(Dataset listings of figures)
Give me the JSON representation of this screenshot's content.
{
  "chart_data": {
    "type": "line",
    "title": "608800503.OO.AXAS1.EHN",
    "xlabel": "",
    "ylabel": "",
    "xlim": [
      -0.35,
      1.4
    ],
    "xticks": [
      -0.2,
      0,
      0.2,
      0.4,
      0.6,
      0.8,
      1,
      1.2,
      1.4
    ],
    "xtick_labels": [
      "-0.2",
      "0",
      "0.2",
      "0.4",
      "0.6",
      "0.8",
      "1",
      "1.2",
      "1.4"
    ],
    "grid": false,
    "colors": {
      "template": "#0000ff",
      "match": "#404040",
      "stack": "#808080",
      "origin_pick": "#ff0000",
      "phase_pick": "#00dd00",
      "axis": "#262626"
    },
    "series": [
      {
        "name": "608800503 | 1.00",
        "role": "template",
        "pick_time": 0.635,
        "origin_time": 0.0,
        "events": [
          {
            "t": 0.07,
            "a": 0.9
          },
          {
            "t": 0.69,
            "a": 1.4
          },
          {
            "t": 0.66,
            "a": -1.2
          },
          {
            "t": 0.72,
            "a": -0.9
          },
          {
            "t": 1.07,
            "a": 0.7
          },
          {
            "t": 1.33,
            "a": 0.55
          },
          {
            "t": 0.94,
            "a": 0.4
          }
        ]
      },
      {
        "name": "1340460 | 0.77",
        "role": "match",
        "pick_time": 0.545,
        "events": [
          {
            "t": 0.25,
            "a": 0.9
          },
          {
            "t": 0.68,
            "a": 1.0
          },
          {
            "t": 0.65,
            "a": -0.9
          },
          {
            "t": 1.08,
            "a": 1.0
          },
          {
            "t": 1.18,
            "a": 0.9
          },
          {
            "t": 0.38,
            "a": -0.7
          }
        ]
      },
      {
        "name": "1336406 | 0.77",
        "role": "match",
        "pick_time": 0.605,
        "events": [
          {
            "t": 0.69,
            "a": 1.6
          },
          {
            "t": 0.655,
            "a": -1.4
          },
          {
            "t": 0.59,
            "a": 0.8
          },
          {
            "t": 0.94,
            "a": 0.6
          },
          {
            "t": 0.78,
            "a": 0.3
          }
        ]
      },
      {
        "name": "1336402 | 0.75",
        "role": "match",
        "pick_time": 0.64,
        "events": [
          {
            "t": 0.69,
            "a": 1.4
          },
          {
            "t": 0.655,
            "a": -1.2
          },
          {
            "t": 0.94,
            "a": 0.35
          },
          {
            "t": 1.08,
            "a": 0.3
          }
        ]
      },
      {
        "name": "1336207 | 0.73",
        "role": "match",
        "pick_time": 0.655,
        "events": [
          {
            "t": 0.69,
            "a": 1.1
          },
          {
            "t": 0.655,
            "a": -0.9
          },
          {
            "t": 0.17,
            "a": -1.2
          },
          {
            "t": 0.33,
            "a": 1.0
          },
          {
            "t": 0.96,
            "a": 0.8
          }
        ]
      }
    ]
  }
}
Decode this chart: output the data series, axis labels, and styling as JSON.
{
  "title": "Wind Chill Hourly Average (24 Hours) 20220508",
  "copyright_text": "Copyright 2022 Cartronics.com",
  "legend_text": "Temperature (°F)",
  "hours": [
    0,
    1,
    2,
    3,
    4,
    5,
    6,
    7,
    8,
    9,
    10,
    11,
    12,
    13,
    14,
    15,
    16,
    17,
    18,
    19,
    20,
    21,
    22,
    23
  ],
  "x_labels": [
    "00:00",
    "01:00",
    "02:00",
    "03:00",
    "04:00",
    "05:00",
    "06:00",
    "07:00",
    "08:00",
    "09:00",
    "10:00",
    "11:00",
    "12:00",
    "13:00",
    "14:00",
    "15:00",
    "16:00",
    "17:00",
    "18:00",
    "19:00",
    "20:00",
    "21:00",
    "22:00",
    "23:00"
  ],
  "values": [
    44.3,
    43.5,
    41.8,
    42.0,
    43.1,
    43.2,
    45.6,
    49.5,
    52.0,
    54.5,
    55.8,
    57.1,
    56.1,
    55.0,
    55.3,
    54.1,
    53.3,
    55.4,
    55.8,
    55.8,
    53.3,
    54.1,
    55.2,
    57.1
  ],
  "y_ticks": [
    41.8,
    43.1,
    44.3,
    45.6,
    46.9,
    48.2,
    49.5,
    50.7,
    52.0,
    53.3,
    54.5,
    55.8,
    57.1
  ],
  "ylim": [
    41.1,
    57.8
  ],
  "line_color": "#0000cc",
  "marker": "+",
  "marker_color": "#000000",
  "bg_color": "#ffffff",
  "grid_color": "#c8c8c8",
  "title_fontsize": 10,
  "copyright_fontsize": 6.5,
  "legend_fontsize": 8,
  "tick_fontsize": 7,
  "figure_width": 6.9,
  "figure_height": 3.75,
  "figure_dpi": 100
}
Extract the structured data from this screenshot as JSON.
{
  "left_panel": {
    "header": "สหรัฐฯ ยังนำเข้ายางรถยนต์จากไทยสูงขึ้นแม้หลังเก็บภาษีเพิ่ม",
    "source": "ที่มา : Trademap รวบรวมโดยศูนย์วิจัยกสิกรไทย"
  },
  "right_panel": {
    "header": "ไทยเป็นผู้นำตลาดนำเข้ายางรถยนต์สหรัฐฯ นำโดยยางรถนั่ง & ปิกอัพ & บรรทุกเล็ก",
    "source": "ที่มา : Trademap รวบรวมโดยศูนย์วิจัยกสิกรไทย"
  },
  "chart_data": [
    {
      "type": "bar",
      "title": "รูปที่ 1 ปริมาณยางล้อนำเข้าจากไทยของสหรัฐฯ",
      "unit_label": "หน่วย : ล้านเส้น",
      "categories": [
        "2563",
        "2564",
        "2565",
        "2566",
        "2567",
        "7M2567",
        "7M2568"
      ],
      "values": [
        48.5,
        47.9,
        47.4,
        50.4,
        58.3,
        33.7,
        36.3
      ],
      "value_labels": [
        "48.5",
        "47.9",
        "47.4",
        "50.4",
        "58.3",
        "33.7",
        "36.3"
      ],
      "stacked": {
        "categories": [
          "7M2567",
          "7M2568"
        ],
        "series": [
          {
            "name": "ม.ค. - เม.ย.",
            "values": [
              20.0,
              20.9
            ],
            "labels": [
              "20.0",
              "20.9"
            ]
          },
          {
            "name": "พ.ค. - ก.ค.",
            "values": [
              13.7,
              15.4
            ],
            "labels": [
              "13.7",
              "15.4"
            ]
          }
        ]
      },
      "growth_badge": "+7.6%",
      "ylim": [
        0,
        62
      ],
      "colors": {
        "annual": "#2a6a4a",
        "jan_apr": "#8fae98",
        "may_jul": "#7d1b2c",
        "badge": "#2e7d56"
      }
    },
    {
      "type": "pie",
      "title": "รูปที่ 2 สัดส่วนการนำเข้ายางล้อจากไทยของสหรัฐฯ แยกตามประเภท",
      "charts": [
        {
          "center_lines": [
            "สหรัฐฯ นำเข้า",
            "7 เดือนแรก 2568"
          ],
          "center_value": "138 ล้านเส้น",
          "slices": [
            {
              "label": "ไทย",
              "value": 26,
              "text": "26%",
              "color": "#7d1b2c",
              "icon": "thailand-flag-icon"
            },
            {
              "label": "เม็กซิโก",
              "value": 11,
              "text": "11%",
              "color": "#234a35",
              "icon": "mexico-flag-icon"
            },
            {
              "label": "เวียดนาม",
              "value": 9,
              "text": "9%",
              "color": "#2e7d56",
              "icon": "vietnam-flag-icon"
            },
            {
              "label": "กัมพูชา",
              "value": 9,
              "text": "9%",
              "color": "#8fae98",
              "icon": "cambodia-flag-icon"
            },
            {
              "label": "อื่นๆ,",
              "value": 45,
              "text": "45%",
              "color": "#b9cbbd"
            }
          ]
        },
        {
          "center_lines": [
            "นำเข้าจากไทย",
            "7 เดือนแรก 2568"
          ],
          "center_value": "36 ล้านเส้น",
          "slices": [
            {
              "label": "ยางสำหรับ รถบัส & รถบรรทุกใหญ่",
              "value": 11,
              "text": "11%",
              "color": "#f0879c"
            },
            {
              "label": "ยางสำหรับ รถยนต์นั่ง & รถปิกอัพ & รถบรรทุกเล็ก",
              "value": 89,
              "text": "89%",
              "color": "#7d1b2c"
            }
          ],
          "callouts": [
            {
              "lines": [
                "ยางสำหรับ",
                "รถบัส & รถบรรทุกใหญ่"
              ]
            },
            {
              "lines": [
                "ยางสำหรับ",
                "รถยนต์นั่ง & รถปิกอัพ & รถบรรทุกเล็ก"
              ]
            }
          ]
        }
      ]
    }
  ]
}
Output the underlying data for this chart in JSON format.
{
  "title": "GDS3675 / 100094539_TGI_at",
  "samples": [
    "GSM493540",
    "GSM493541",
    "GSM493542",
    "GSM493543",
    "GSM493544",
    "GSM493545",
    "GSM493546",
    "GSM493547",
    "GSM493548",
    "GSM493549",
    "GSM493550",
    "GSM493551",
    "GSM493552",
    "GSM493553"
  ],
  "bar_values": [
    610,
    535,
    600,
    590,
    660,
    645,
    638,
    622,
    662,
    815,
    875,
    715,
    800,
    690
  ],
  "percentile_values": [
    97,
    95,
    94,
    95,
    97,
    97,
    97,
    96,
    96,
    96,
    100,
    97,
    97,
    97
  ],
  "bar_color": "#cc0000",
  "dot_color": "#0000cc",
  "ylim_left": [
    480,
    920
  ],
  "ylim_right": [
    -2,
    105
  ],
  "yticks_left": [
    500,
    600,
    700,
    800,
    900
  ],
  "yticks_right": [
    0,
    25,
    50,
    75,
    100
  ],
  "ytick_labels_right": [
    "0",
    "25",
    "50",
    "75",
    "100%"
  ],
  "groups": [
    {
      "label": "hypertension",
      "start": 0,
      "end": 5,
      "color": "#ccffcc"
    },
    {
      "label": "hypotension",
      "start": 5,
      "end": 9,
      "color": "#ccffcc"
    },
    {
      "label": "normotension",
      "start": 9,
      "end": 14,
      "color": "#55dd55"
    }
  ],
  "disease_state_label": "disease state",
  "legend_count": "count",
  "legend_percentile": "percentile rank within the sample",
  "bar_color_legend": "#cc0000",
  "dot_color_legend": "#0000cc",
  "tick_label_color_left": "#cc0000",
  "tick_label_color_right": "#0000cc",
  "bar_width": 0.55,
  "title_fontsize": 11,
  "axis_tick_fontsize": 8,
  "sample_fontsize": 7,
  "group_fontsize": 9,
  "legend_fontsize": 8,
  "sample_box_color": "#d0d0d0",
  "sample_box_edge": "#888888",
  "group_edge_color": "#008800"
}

--- TASK PROMPT ---
In the entries above, find each line with the string "series" and copy it.

--- OUTPUT BELOW ---
    "series": [
Decode this chart: output the data series, axis labels, and styling as JSON.
        "series": [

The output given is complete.